EXERCISE INSTRUCTIONS ▸
If a line in the entries contains the word "image", list it.

*** Opening of DATASET CONTENT ***

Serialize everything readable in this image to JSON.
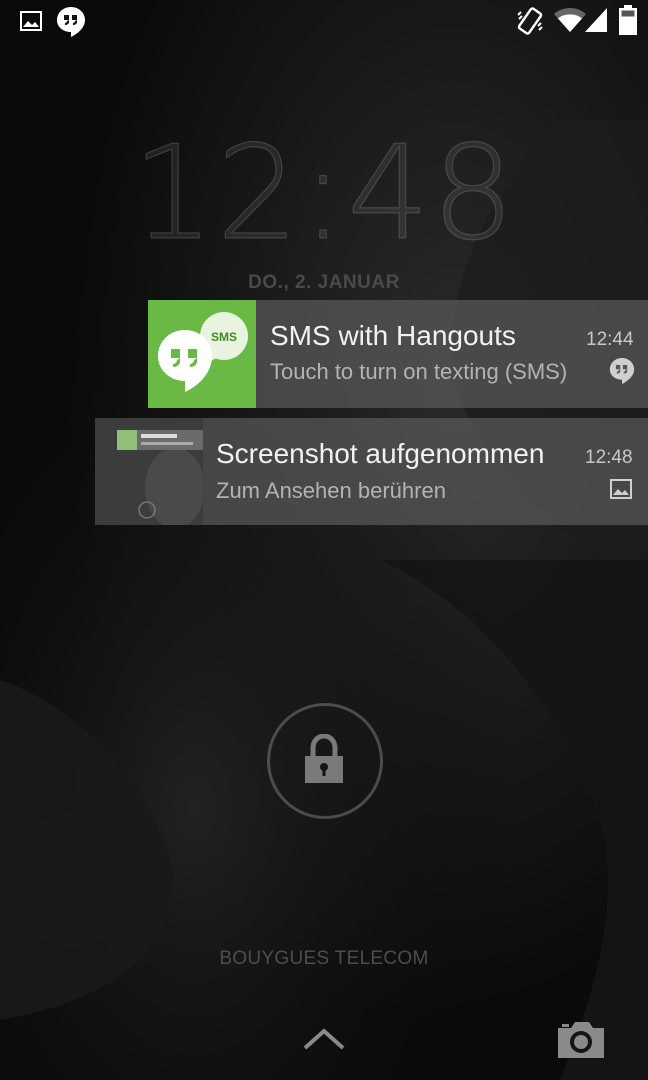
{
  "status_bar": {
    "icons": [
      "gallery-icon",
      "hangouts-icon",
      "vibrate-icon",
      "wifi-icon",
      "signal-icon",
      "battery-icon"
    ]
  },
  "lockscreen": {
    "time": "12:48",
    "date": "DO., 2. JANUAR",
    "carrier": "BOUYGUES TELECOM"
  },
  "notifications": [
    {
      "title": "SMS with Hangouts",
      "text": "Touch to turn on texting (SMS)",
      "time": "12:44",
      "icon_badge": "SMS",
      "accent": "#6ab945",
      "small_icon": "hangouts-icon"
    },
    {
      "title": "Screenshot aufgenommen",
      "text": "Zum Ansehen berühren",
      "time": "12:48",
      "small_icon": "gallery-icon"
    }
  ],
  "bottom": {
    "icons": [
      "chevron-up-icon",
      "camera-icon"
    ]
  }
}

*** Close of DATASET CONTENT ***
*** Opening of DATASET CONTENT ***

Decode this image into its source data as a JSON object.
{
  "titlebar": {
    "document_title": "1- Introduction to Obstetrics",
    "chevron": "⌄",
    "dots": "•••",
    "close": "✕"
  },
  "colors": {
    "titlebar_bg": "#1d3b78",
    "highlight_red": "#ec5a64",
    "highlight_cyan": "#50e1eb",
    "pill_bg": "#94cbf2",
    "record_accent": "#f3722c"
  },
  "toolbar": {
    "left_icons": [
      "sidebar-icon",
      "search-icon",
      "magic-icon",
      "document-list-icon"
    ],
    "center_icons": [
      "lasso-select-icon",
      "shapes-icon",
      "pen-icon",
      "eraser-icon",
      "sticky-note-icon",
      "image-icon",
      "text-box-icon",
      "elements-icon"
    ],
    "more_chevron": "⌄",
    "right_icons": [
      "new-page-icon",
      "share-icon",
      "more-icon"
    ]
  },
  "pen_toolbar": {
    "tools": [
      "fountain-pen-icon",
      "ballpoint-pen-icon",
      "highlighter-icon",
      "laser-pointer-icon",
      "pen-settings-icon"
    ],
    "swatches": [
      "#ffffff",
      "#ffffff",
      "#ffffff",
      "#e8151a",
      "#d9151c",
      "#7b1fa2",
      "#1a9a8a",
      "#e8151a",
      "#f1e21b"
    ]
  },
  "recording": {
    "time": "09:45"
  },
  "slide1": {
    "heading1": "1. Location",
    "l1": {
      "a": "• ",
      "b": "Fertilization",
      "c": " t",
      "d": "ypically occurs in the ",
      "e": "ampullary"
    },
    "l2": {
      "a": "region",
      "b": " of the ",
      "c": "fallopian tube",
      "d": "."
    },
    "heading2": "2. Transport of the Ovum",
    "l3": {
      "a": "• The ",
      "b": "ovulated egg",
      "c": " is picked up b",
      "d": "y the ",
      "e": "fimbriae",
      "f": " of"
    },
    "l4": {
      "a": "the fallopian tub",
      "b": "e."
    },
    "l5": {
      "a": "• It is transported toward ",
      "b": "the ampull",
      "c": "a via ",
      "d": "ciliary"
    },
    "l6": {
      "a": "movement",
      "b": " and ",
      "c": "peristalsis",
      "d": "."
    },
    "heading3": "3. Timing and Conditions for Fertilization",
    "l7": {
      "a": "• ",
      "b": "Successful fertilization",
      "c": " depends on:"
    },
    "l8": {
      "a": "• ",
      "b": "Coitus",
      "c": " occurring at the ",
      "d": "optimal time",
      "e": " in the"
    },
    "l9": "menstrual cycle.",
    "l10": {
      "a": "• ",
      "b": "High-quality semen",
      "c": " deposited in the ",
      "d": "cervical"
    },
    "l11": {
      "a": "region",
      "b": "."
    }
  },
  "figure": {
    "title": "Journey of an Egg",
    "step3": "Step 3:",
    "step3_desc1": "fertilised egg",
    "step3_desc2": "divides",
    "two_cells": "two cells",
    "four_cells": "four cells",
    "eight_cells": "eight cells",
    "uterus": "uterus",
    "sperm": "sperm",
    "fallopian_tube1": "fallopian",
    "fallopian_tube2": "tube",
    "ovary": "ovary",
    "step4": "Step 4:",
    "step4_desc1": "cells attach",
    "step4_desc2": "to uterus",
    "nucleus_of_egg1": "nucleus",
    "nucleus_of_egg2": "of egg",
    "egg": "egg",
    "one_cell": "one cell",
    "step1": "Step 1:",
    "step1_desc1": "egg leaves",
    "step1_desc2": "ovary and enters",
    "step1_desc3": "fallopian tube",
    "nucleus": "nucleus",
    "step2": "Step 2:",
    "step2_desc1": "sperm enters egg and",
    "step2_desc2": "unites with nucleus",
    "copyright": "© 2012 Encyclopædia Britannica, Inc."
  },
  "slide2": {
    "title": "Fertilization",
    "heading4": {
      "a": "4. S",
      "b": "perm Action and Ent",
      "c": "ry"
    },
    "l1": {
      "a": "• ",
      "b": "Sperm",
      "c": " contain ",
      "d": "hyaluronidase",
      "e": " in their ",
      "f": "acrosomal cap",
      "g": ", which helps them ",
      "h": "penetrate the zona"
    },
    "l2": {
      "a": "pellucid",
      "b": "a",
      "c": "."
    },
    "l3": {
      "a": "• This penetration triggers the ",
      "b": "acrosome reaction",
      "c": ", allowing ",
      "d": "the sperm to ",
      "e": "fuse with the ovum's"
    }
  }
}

*** Close of DATASET CONTENT ***

ANSWER ▸
Serialize everything readable in this image to JSON.
Decode this image into its source data as a JSON object.
      "image-icon",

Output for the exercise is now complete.